### Task brief
Set each record down exactly, excluding all images.
>> BEGIN Data rows
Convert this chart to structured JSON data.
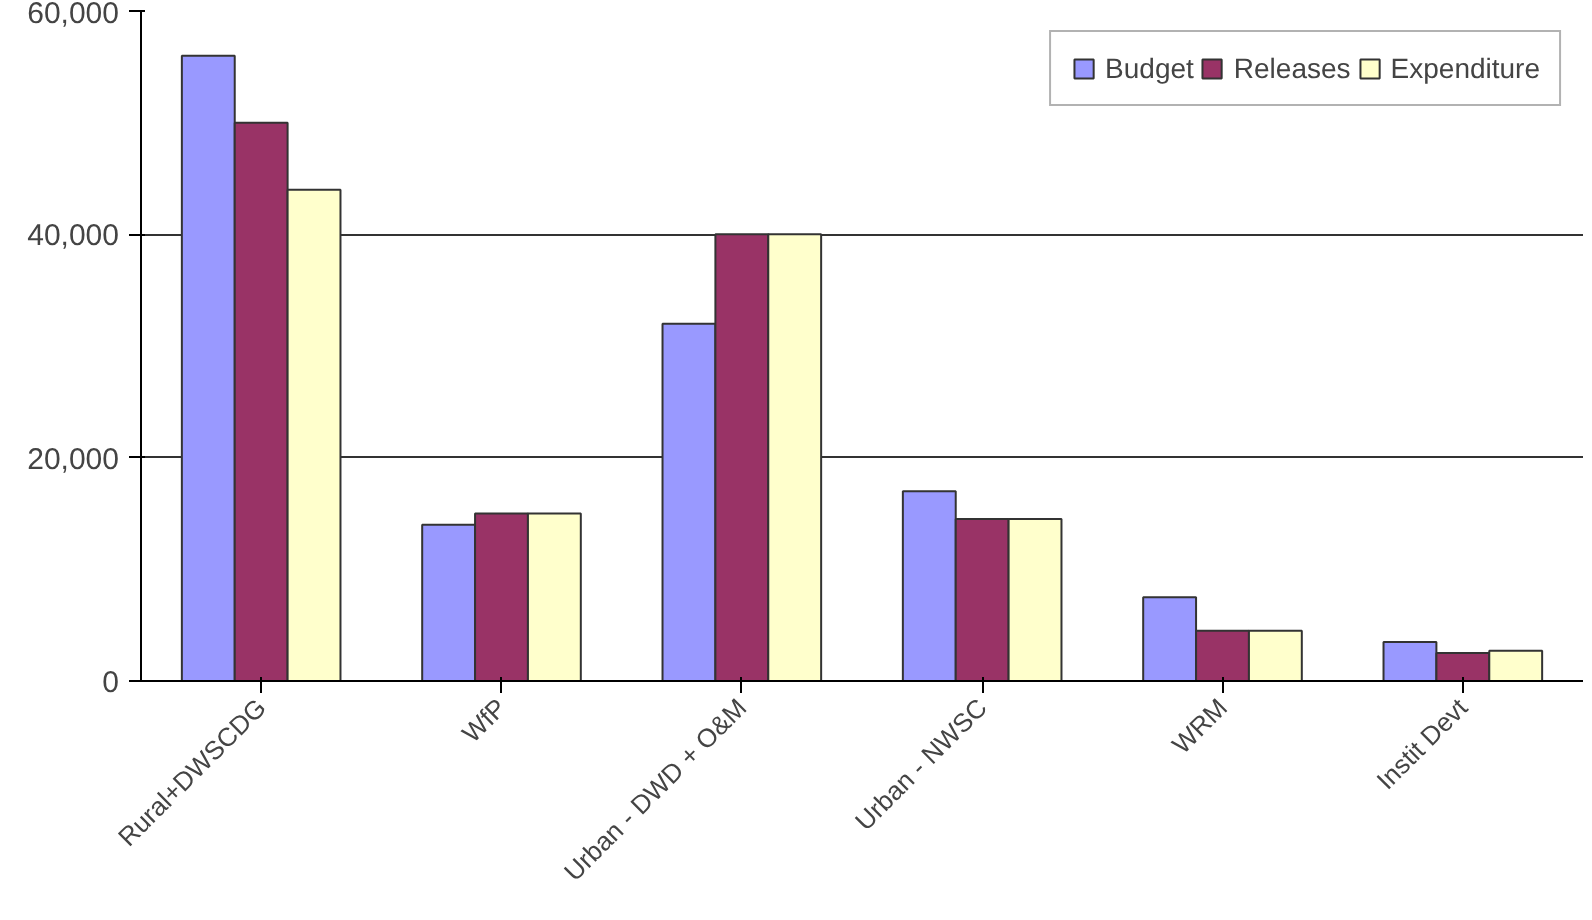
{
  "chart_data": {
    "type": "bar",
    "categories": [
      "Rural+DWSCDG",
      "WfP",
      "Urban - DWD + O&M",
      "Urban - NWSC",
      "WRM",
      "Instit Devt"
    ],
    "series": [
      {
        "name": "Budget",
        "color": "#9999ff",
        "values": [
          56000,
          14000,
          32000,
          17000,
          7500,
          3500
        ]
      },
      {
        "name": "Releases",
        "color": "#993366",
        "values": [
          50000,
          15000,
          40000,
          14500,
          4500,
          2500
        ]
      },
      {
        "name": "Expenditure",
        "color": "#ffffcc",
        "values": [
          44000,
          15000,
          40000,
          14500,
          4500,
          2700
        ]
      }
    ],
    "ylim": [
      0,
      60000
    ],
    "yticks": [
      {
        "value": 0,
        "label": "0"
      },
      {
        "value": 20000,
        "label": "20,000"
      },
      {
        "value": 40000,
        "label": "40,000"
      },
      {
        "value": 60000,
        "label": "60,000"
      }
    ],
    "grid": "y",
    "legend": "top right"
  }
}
>> END Data rows
### Output of the exercise
Convert this chart to structured JSON data.
{
  "chart_data": {
    "type": "bar",
    "categories": [
      "Rural+DWSCDG",
      "WfP",
      "Urban - DWD + O&M",
      "Urban - NWSC",
      "WRM",
      "Instit Devt"
    ],
    "series": [
      {
        "name": "Budget",
        "color": "#9999ff",
        "values": [
          56000,
          14000,
          32000,
          17000,
          7500,
          3500
        ]
      },
      {
        "name": "Releases",
        "color": "#993366",
        "values": [
          50000,
          15000,
          40000,
          14500,
          4500,
          2500
        ]
      },
      {
        "name": "Expenditure",
        "color": "#ffffcc",
        "values": [
          44000,
          15000,
          40000,
          14500,
          4500,
          2700
        ]
      }
    ],
    "ylim": [
      0,
      60000
    ],
    "yticks": [
      {
        "value": 0,
        "label": "0"
      },
      {
        "value": 20000,
        "label": "20,000"
      },
      {
        "value": 40000,
        "label": "40,000"
      },
      {
        "value": 60000,
        "label": "60,000"
      }
    ],
    "grid": "y",
    "legend": "top right"
  }
}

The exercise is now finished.